What is required:
Copy out all the lines in the records that include the word "ONLY".
● ● ●
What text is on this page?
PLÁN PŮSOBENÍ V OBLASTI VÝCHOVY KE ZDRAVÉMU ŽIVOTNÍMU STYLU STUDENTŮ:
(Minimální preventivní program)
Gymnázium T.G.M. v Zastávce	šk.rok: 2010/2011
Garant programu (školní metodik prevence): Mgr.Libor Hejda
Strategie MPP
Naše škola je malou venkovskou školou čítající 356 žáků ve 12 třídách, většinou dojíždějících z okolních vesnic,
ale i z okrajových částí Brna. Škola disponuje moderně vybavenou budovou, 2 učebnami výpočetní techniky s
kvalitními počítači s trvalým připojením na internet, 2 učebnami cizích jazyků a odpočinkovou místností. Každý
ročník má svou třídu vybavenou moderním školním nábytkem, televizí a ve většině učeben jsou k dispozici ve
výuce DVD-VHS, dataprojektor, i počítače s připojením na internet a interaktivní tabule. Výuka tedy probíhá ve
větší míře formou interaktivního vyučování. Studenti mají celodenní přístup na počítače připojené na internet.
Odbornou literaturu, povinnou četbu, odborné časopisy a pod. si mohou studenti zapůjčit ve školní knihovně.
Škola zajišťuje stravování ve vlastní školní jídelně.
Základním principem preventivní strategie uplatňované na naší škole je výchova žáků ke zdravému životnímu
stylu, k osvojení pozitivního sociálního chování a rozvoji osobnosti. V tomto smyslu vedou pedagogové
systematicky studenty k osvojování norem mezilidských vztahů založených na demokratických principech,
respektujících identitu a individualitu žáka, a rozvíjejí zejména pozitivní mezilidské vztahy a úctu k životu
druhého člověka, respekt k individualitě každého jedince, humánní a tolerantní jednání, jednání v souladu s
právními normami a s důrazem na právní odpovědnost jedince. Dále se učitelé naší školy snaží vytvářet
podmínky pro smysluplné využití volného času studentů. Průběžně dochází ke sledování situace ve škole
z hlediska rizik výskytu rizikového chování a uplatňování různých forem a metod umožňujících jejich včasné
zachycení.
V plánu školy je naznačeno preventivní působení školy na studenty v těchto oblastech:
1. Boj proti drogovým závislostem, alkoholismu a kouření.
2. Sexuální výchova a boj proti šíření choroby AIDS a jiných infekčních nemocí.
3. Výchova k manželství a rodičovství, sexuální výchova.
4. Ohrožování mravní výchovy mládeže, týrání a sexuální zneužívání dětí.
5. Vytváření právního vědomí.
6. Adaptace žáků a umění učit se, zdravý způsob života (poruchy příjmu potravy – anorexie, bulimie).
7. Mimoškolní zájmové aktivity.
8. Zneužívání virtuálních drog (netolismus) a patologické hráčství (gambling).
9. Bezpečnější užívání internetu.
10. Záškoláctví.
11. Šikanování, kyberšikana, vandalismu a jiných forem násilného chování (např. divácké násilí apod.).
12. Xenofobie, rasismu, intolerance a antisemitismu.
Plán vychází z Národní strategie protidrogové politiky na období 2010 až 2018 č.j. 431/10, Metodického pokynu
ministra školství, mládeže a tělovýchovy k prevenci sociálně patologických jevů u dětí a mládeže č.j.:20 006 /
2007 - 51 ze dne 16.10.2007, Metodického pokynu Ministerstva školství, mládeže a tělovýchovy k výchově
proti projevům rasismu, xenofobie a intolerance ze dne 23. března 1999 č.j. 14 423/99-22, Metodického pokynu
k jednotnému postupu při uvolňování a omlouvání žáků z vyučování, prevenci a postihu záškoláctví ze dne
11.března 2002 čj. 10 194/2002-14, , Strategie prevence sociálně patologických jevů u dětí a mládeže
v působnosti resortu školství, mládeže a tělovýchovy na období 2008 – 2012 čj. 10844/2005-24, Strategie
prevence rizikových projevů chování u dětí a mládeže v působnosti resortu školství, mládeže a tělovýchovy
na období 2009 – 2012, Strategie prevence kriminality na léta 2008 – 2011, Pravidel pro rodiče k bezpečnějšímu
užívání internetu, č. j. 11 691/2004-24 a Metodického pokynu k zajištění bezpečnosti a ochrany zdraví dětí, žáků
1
● ● ●
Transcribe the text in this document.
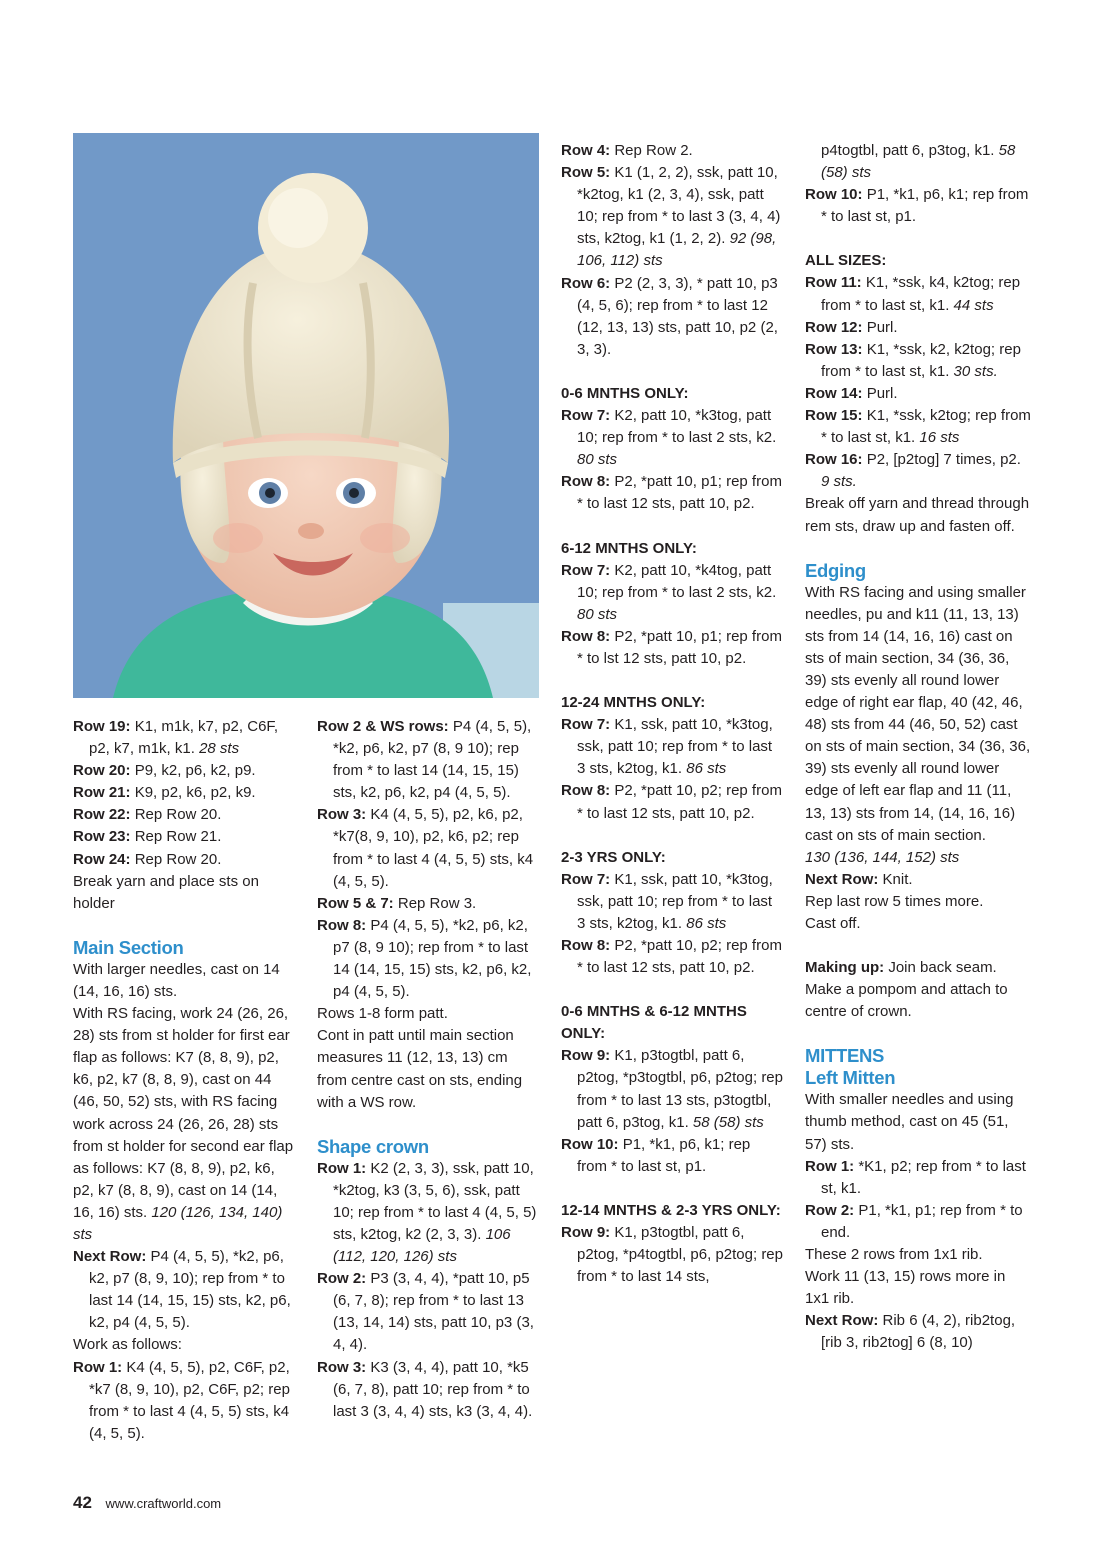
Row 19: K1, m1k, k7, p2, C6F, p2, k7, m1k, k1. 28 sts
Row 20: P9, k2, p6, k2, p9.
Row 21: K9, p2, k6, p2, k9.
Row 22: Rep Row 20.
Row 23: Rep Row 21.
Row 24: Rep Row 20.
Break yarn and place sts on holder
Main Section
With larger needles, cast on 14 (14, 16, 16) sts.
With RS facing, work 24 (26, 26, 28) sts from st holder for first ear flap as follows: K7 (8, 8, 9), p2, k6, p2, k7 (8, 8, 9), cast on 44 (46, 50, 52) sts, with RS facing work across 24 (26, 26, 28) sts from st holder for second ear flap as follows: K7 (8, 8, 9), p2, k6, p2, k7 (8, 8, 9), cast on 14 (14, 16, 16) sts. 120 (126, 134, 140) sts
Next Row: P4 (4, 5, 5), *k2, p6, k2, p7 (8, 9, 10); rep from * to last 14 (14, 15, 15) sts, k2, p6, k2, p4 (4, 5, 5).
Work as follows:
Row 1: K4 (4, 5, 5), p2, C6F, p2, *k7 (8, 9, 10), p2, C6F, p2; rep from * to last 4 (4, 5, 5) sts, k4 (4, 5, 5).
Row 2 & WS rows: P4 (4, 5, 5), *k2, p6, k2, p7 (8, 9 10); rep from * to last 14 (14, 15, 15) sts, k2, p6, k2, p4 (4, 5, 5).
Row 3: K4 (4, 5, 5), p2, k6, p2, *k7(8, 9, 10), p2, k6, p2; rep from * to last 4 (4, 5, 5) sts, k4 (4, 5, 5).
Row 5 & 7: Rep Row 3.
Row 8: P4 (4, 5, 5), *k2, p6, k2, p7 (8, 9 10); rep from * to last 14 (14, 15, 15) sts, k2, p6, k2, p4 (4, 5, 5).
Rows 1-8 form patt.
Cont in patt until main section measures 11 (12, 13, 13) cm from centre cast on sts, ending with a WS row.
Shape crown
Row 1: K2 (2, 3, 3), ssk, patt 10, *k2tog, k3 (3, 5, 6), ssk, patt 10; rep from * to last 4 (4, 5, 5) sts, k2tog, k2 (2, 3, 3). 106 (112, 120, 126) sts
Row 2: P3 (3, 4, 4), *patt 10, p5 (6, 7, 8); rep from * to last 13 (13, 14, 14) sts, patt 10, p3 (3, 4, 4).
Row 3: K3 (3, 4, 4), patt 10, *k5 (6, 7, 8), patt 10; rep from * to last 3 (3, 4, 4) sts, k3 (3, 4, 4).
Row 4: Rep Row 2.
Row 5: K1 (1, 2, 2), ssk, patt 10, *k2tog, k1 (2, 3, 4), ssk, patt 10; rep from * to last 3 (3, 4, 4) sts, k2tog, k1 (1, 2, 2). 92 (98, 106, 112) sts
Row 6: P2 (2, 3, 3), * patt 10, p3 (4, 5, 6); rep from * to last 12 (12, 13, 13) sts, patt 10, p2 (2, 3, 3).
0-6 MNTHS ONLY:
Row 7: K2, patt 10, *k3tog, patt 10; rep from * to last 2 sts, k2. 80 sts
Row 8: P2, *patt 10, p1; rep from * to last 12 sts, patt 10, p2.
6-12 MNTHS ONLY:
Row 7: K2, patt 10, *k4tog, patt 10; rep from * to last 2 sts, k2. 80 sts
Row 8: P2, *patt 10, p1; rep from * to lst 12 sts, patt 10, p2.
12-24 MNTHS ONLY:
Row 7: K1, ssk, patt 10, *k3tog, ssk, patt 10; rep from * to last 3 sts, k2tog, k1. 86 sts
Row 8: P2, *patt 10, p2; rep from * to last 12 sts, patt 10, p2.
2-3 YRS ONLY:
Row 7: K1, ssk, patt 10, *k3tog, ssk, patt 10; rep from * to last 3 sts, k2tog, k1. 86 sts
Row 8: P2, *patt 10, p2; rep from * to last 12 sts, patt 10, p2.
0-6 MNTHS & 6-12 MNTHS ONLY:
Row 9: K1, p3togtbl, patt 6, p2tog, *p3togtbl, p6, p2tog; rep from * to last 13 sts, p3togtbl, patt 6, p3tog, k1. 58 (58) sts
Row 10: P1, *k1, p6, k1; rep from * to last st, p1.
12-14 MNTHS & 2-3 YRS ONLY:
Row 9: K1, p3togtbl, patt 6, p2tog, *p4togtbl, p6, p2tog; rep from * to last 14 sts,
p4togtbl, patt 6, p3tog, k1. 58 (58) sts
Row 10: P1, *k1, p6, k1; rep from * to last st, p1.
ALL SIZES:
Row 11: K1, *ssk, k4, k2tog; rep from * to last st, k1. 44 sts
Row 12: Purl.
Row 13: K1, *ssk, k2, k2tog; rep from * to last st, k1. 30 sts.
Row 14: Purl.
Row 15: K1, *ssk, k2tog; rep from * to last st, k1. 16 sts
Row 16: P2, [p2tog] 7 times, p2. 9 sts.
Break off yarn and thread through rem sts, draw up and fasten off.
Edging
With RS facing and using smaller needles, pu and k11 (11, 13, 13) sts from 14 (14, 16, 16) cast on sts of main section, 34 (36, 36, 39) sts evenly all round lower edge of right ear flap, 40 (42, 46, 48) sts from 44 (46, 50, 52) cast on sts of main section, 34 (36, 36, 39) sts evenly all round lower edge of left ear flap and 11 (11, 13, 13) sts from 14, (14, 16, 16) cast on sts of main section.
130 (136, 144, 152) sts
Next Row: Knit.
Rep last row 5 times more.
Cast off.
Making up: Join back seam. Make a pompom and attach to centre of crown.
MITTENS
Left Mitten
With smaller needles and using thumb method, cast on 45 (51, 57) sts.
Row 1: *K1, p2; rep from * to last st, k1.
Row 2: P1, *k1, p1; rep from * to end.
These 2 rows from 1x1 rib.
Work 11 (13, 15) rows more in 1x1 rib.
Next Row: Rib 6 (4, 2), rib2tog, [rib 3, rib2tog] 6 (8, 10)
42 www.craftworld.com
● ● ●
The reply:
0-6 MNTHS ONLY:
6-12 MNTHS ONLY:
12-24 MNTHS ONLY:
2-3 YRS ONLY:
0-6 MNTHS & 6-12 MNTHS ONLY:
12-14 MNTHS & 2-3 YRS ONLY:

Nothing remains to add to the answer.